====== DATA PROVIDED ======

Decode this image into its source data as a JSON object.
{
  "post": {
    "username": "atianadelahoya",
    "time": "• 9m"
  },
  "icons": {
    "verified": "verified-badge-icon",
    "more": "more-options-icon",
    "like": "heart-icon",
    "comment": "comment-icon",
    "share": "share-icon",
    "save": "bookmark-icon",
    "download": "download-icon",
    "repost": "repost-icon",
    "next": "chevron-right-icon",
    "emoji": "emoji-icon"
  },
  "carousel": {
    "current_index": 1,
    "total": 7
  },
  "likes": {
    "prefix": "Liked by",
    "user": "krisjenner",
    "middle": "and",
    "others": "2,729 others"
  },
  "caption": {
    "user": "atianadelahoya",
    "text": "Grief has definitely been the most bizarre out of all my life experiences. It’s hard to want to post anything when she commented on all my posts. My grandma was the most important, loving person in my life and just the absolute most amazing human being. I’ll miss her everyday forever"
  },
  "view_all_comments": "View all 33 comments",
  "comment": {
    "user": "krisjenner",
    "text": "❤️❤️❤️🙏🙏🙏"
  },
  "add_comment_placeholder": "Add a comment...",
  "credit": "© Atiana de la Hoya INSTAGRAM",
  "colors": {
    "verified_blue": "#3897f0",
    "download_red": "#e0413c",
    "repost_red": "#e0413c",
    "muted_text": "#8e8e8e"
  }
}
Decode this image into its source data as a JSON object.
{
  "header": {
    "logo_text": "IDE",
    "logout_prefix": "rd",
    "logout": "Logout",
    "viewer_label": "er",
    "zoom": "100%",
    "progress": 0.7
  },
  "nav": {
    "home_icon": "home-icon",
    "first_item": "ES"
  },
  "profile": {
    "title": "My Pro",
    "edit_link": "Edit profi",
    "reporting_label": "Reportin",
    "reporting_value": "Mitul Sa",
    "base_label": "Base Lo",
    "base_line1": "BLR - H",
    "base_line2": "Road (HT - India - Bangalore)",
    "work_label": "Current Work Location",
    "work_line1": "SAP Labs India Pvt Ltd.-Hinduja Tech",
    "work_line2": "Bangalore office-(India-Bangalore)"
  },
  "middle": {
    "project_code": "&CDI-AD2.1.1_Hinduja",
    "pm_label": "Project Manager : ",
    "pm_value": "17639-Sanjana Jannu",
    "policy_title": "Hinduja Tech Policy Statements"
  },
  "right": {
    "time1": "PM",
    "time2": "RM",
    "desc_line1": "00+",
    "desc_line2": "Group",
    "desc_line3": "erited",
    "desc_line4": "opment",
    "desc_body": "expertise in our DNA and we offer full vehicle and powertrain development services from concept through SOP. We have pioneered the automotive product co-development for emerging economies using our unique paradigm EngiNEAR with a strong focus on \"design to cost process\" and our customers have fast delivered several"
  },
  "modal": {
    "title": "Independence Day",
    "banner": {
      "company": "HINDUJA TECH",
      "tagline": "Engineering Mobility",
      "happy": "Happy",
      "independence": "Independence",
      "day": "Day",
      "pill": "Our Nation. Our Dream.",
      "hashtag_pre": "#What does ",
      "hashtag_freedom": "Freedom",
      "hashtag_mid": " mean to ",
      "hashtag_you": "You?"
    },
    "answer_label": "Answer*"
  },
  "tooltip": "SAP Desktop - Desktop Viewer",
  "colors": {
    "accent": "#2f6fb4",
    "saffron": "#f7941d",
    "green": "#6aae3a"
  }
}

======

Transcribe the material exactly as it reads.

## RESPONSE
Decode this image into its source data as a JSON object.
{
  "post": {
    "username": "atianadelahoya",
    "time": "• 9m"
  },
  "icons": {
    "verified": "verified-badge-icon",
    "more": "more-options-icon",
    "like": "heart-icon",
    "comment": "comment-icon",
    "share": "share-icon",
    "save": "bookmark-icon",
    "download": "download-icon",
    "repost": "repost-icon",
    "next": "chevron-right-icon",
    "emoji": "emoji-icon"
  },
  "carousel": {
    "current_index": 1,
    "total": 7
  },
  "likes": {
    "prefix": "Liked by",
    "user": "krisjenner",
    "middle": "and",
    "others": "2,729 others"
  },
  "caption": {
    "user": "atianadelahoya",
    "text": "Grief has definitely been the most bizarre out of all my life experiences. It’s hard to want to post anything when she commented on all my posts. My grandma was the most important, loving person in my life and just the absolute most amazing human being. I’ll miss her everyday forever"
  },
  "view_all_comments": "View all 33 comments",
  "comment": {
    "user": "krisjenner",
    "text": "❤️❤️❤️🙏🙏🙏"
  },
  "add_comment_placeholder": "Add a comment...",
  "credit": "© Atiana de la Hoya INSTAGRAM",
  "colors": {
    "verified_blue": "#3897f0",
    "download_red": "#e0413c",
    "repost_red": "#e0413c",
    "muted_text": "#8e8e8e"
  }
}
Decode this image into its source data as a JSON object.
{
  "header": {
    "logo_text": "IDE",
    "logout_prefix": "rd",
    "logout": "Logout",
    "viewer_label": "er",
    "zoom": "100%",
    "progress": 0.7
  },
  "nav": {
    "home_icon": "home-icon",
    "first_item": "ES"
  },
  "profile": {
    "title": "My Pro",
    "edit_link": "Edit profi",
    "reporting_label": "Reportin",
    "reporting_value": "Mitul Sa",
    "base_label": "Base Lo",
    "base_line1": "BLR - H",
    "base_line2": "Road (HT - India - Bangalore)",
    "work_label": "Current Work Location",
    "work_line1": "SAP Labs India Pvt Ltd.-Hinduja Tech",
    "work_line2": "Bangalore office-(India-Bangalore)"
  },
  "middle": {
    "project_code": "&CDI-AD2.1.1_Hinduja",
    "pm_label": "Project Manager : ",
    "pm_value": "17639-Sanjana Jannu",
    "policy_title": "Hinduja Tech Policy Statements"
  },
  "right": {
    "time1": "PM",
    "time2": "RM",
    "desc_line1": "00+",
    "desc_line2": "Group",
    "desc_line3": "erited",
    "desc_line4": "opment",
    "desc_body": "expertise in our DNA and we offer full vehicle and powertrain development services from concept through SOP. We have pioneered the automotive product co-development for emerging economies using our unique paradigm EngiNEAR with a strong focus on \"design to cost process\" and our customers have fast delivered several"
  },
  "modal": {
    "title": "Independence Day",
    "banner": {
      "company": "HINDUJA TECH",
      "tagline": "Engineering Mobility",
      "happy": "Happy",
      "independence": "Independence",
      "day": "Day",
      "pill": "Our Nation. Our Dream.",
      "hashtag_pre": "#What does ",
      "hashtag_freedom": "Freedom",
      "hashtag_mid": " mean to ",
      "hashtag_you": "You?"
    },
    "answer_label": "Answer*"
  },
  "tooltip": "SAP Desktop - Desktop Viewer",
  "colors": {
    "accent": "#2f6fb4",
    "saffron": "#f7941d",
    "green": "#6aae3a"
  }
}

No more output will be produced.